Exercise instructions
Reproduce exactly the lines from the one containing "Extract all readable text from this page." through the end of the listing, minus the pictures.

Raw data

* * *

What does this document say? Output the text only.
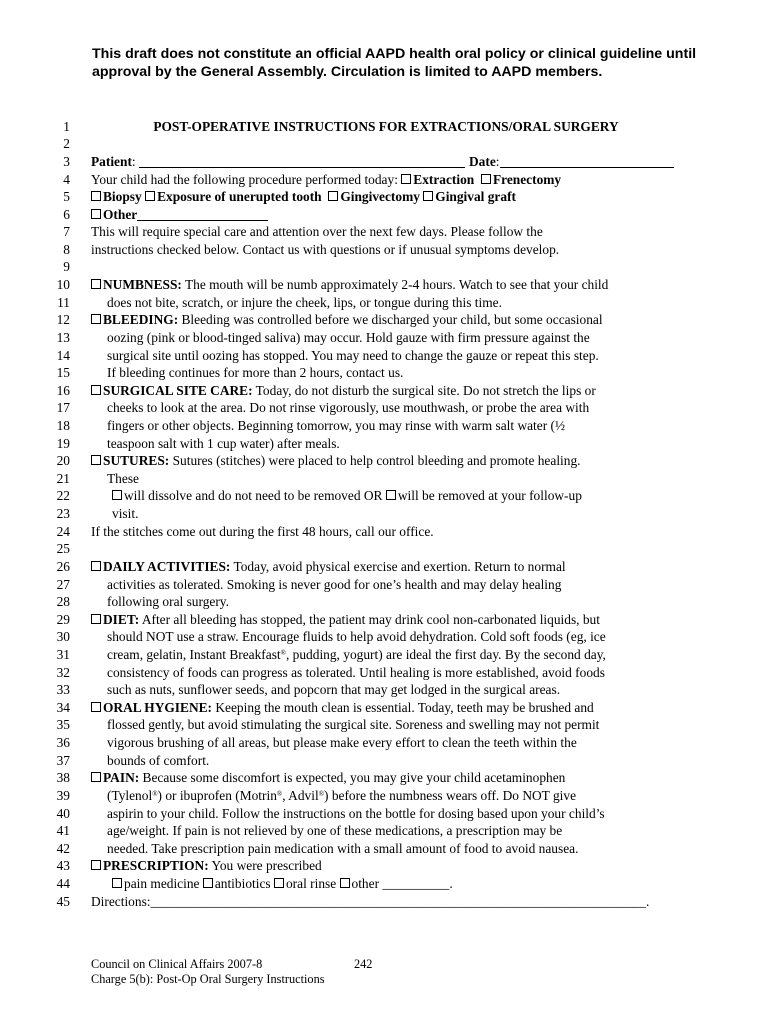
This draft does not constitute an official AAPD health oral policy or clinical guideline until approval by the General Assembly. Circulation is limited to AAPD members.
1
2
3
4
5
6
7
8
9
10
11
12
13
14
15
16
17
18
19
20
21
22
23
24
25
26
27
28
29
30
31
32
33
34
35
36
37
38
39
40
41
42
43
44
45
POST-OPERATIVE INSTRUCTIONS FOR EXTRACTIONS/ORAL SURGERY
Patient:	Date:
Your child had the following procedure performed today: Extraction Frenectomy
Biopsy Exposure of unerupted tooth Gingivectomy Gingival graft
Other
This will require special care and attention over the next few days. Please follow the
instructions checked below. Contact us with questions or if unusual symptoms develop.
NUMBNESS: The mouth will be numb approximately 2-4 hours. Watch to see that your child
does not bite, scratch, or injure the cheek, lips, or tongue during this time.
BLEEDING: Bleeding was controlled before we discharged your child, but some occasional
oozing (pink or blood-tinged saliva) may occur. Hold gauze with firm pressure against the
surgical site until oozing has stopped. You may need to change the gauze or repeat this step.
If bleeding continues for more than 2 hours, contact us.
SURGICAL SITE CARE: Today, do not disturb the surgical site. Do not stretch the lips or
cheeks to look at the area. Do not rinse vigorously, use mouthwash, or probe the area with
fingers or other objects. Beginning tomorrow, you may rinse with warm salt water (½
teaspoon salt with 1 cup water) after meals.
SUTURES: Sutures (stitches) were placed to help control bleeding and promote healing.
These
will dissolve and do not need to be removed OR will be removed at your follow-up
visit.
If the stitches come out during the first 48 hours, call our office.
DAILY ACTIVITIES: Today, avoid physical exercise and exertion. Return to normal
activities as tolerated. Smoking is never good for one’s health and may delay healing
following oral surgery.
DIET: After all bleeding has stopped, the patient may drink cool non-carbonated liquids, but
should NOT use a straw. Encourage fluids to help avoid dehydration. Cold soft foods (eg, ice
cream, gelatin, Instant Breakfast®, pudding, yogurt) are ideal the first day. By the second day,
consistency of foods can progress as tolerated. Until healing is more established, avoid foods
such as nuts, sunflower seeds, and popcorn that may get lodged in the surgical areas.
ORAL HYGIENE: Keeping the mouth clean is essential. Today, teeth may be brushed and
flossed gently, but avoid stimulating the surgical site. Soreness and swelling may not permit
vigorous brushing of all areas, but please make every effort to clean the teeth within the
bounds of comfort.
PAIN: Because some discomfort is expected, you may give your child acetaminophen
(Tylenol®) or ibuprofen (Motrin®, Advil®) before the numbness wears off. Do NOT give
aspirin to your child. Follow the instructions on the bottle for dosing based upon your child’s
age/weight. If pain is not relieved by one of these medications, a prescription may be
needed. Take prescription pain medication with a small amount of food to avoid nausea.
PRESCRIPTION: You were prescribed
pain medicine antibiotics oral rinse other __________.
Directions:__________________________________________________________________________.
Council on Clinical Affairs 2007-8	242
Charge 5(b): Post-Op Oral Surgery Instructions
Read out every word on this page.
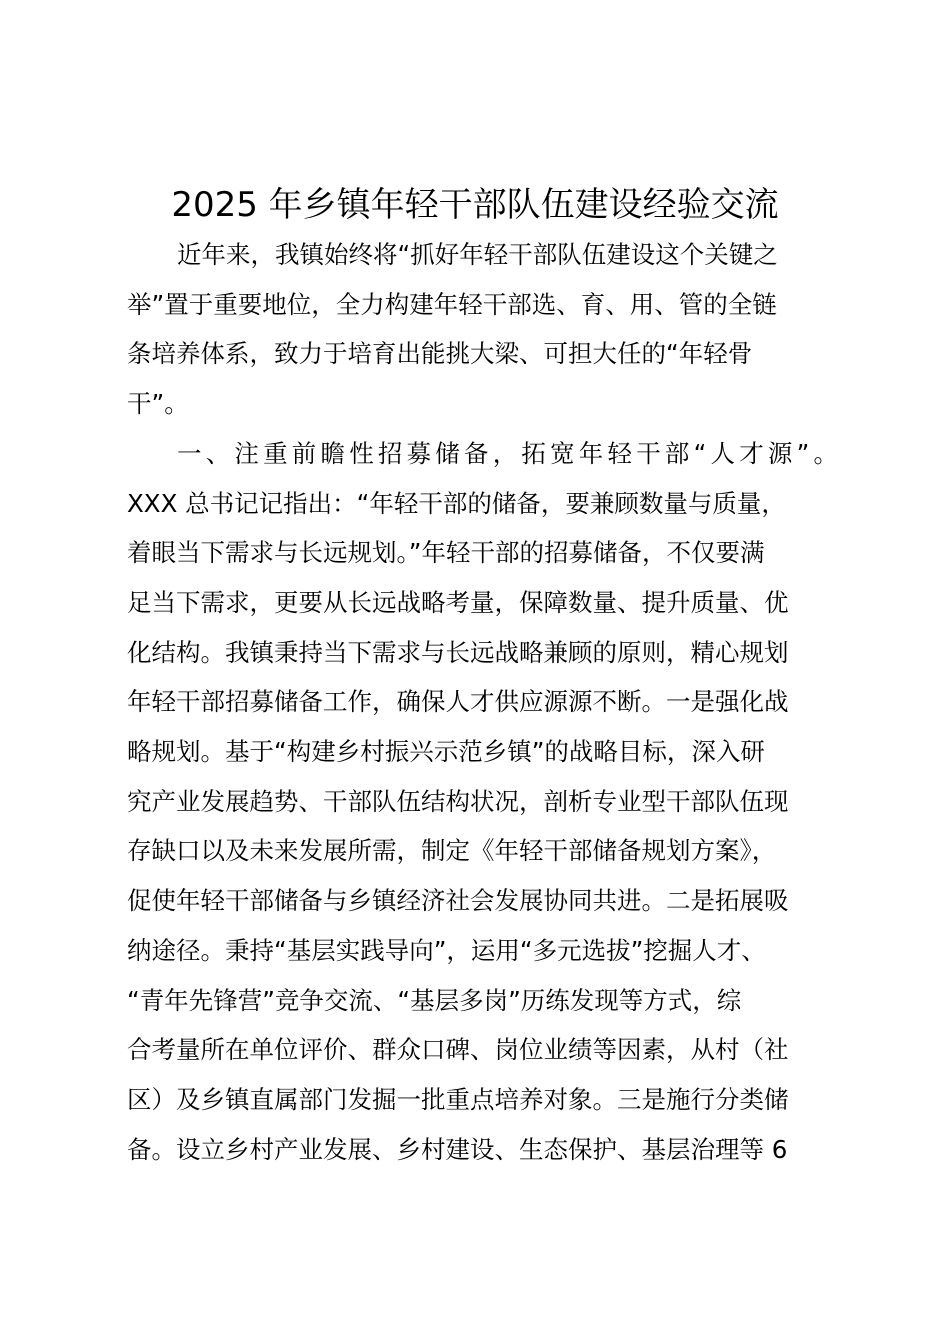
2025 年乡镇年轻干部队伍建设经验交流
近年来，我镇始终将“抓好年轻干部队伍建设这个关键之
举”置于重要地位，全力构建年轻干部选、育、用、管的全链
条培养体系，致力于培育出能挑大梁、可担大任的“年轻骨
干”。
一、注重前瞻性招募储备，拓宽年轻干部“人才源”。
XXX 总书记记指出：“年轻干部的储备，要兼顾数量与质量，
着眼当下需求与长远规划。”年轻干部的招募储备，不仅要满
足当下需求，更要从长远战略考量，保障数量、提升质量、优
化结构。我镇秉持当下需求与长远战略兼顾的原则，精心规划
年轻干部招募储备工作，确保人才供应源源不断。一是强化战
略规划。基于“构建乡村振兴示范乡镇”的战略目标，深入研
究产业发展趋势、干部队伍结构状况，剖析专业型干部队伍现
存缺口以及未来发展所需，制定《年轻干部储备规划方案》，
促使年轻干部储备与乡镇经济社会发展协同共进。二是拓展吸
纳途径。秉持“基层实践导向”，运用“多元选拔”挖掘人才、
“青年先锋营”竞争交流、“基层多岗”历练发现等方式，综
合考量所在单位评价、群众口碑、岗位业绩等因素，从村（社
区）及乡镇直属部门发掘一批重点培养对象。三是施行分类储
备。设立乡村产业发展、乡村建设、生态保护、基层治理等 6
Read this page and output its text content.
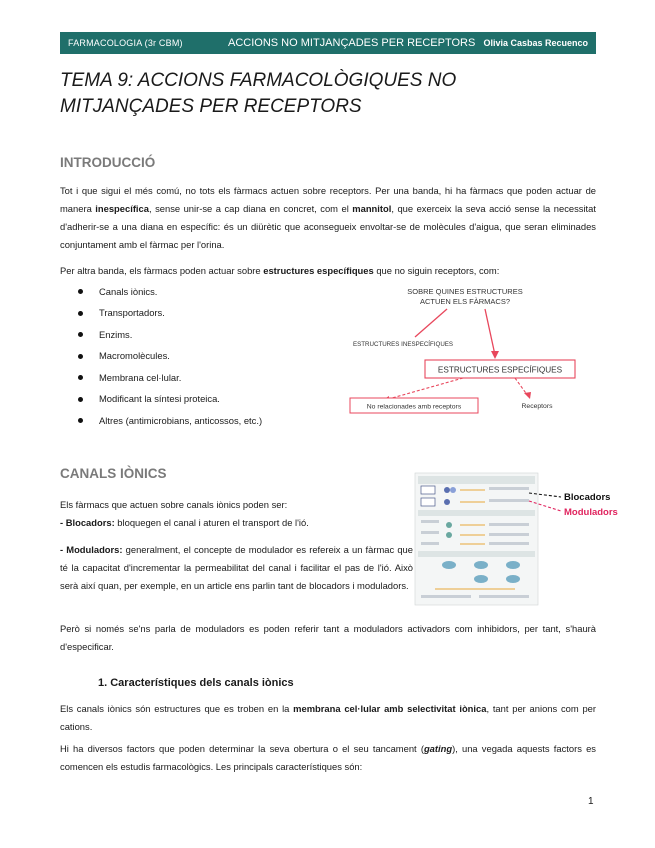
FARMACOLOGIA (3r CBM)	ACCIONS NO MITJANÇADES PER RECEPTORS Olivia Casbas Recuenco
TEMA 9: ACCIONS FARMACOLÒGIQUES NO MITJANÇADES PER RECEPTORS
INTRODUCCIÓ

Tot i que sigui el més comú, no tots els fàrmacs actuen sobre receptors. Per una banda, hi ha fàrmacs que poden actuar de manera inespecífica, sense unir-se a cap diana en concret, com el mannitol, que exerceix la seva acció sense la necessitat d'adherir-se a una diana en específic: és un diürètic que aconsegueix envoltar-se de molècules d'aigua, que seran eliminades conjuntament amb el fàrmac per l'orina.

Per altra banda, els fàrmacs poden actuar sobre estructures específiques que no siguin receptors, com:

Canals iònics.
Transportadors.
Enzims.
Macromolècules.
Membrana cel·lular.
Modificant la síntesi proteica.
Altres (antimicrobians, anticossos, etc.)
SOBRE QUINES ESTRUCTURES
ACTUEN ELS FÀRMACS?
ESTRUCTURES INESPECÍFIQUES
ESTRUCTURES ESPECÍFIQUES
No relacionades amb receptors	Receptors
CANALS IÒNICS

Els fàrmacs que actuen sobre canals iònics poden ser:

- Blocadors: bloquegen el canal i aturen el transport de l'ió.

- Moduladors: generalment, el concepte de modulador es refereix a un fàrmac que té la capacitat d'incrementar la permeabilitat del canal i facilitar el pas de l'ió. Això serà així quan, per exemple, en un article ens parlin tant de blocadors i moduladors.

Blocadors
Moduladors

Però si només se'ns parla de moduladors es poden referir tant a moduladors activadors com inhibidors, per tant, s'haurà d'especificar.

1. Característiques dels canals iònics

Els canals iònics són estructures que es troben en la membrana cel·lular amb selectivitat iònica, tant per anions com per cations.

Hi ha diversos factors que poden determinar la seva obertura o el seu tancament (gating), una vegada aquests factors es comencen els estudis farmacològics. Les principals característiques són:

1
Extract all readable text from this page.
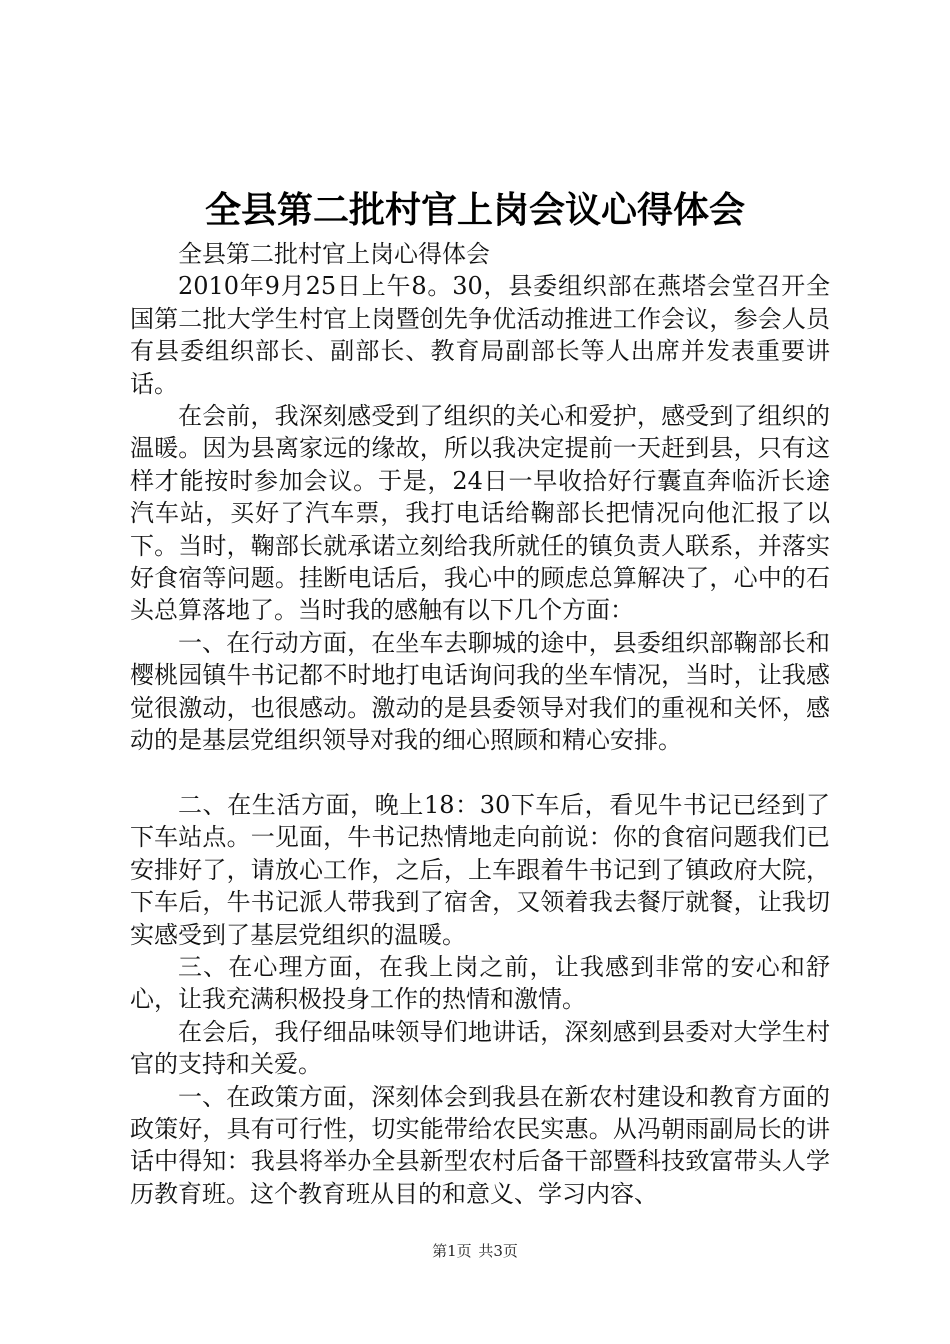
全县第二批村官上岗会议心得体会

全县第二批村官上岗心得体会

2010年9月25日上午8。30，县委组织部在燕塔会堂召开全国第二批大学生村官上岗暨创先争优活动推进工作会议，参会人员有县委组织部长、副部长、教育局副部长等人出席并发表重要讲话。

在会前，我深刻感受到了组织的关心和爱护，感受到了组织的温暖。因为县离家远的缘故，所以我决定提前一天赶到县，只有这样才能按时参加会议。于是，24日一早收拾好行囊直奔临沂长途汽车站，买好了汽车票，我打电话给鞠部长把情况向他汇报了以下。当时，鞠部长就承诺立刻给我所就任的镇负责人联系，并落实好食宿等问题。挂断电话后，我心中的顾虑总算解决了，心中的石头总算落地了。当时我的感触有以下几个方面：

一、在行动方面，在坐车去聊城的途中，县委组织部鞠部长和樱桃园镇牛书记都不时地打电话询问我的坐车情况，当时，让我感觉很激动，也很感动。激动的是县委领导对我们的重视和关怀，感动的是基层党组织领导对我的细心照顾和精心安排。

二、在生活方面，晚上18：30下车后，看见牛书记已经到了下车站点。一见面，牛书记热情地走向前说：你的食宿问题我们已安排好了，请放心工作，之后，上车跟着牛书记到了镇政府大院，下车后，牛书记派人带我到了宿舍，又领着我去餐厅就餐，让我切实感受到了基层党组织的温暖。

三、在心理方面，在我上岗之前，让我感到非常的安心和舒心，让我充满积极投身工作的热情和激情。

在会后，我仔细品味领导们地讲话，深刻感到县委对大学生村官的支持和关爱。

一、在政策方面，深刻体会到我县在新农村建设和教育方面的政策好，具有可行性，切实能带给农民实惠。从冯朝雨副局长的讲话中得知：我县将举办全县新型农村后备干部暨科技致富带头人学历教育班。这个教育班从目的和意义、学习内容、

第1页 共3页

* * *

Complete output
Extract all readable text from this page.
全县第二批村官上岗会议心得体会

全县第二批村官上岗心得体会

2010年9月25日上午8。30，县委组织部在燕塔会堂召开全国第二批大学生村官上岗暨创先争优活动推进工作会议，参会人员有县委组织部长、副部长、教育局副部长等人出席并发表重要讲话。

在会前，我深刻感受到了组织的关心和爱护，感受到了组织的温暖。因为县离家远的缘故，所以我决定提前一天赶到县，只有这样才能按时参加会议。于是，24日一早收拾好行囊直奔临沂长途汽车站，买好了汽车票，我打电话给鞠部长把情况向他汇报了以下。当时，鞠部长就承诺立刻给我所就任的镇负责人联系，并落实好食宿等问题。挂断电话后，我心中的顾虑总算解决了，心中的石头总算落地了。当时我的感触有以下几个方面：

一、在行动方面，在坐车去聊城的途中，县委组织部鞠部长和樱桃园镇牛书记都不时地打电话询问我的坐车情况，当时，让我感觉很激动，也很感动。激动的是县委领导对我们的重视和关怀，感动的是基层党组织领导对我的细心照顾和精心安排。

二、在生活方面，晚上18：30下车后，看见牛书记已经到了下车站点。一见面，牛书记热情地走向前说：你的食宿问题我们已安排好了，请放心工作，之后，上车跟着牛书记到了镇政府大院，下车后，牛书记派人带我到了宿舍，又领着我去餐厅就餐，让我切实感受到了基层党组织的温暖。

三、在心理方面，在我上岗之前，让我感到非常的安心和舒心，让我充满积极投身工作的热情和激情。

在会后，我仔细品味领导们地讲话，深刻感到县委对大学生村官的支持和关爱。

一、在政策方面，深刻体会到我县在新农村建设和教育方面的政策好，具有可行性，切实能带给农民实惠。从冯朝雨副局长的讲话中得知：我县将举办全县新型农村后备干部暨科技致富带头人学历教育班。这个教育班从目的和意义、学习内容、

第1页 共3页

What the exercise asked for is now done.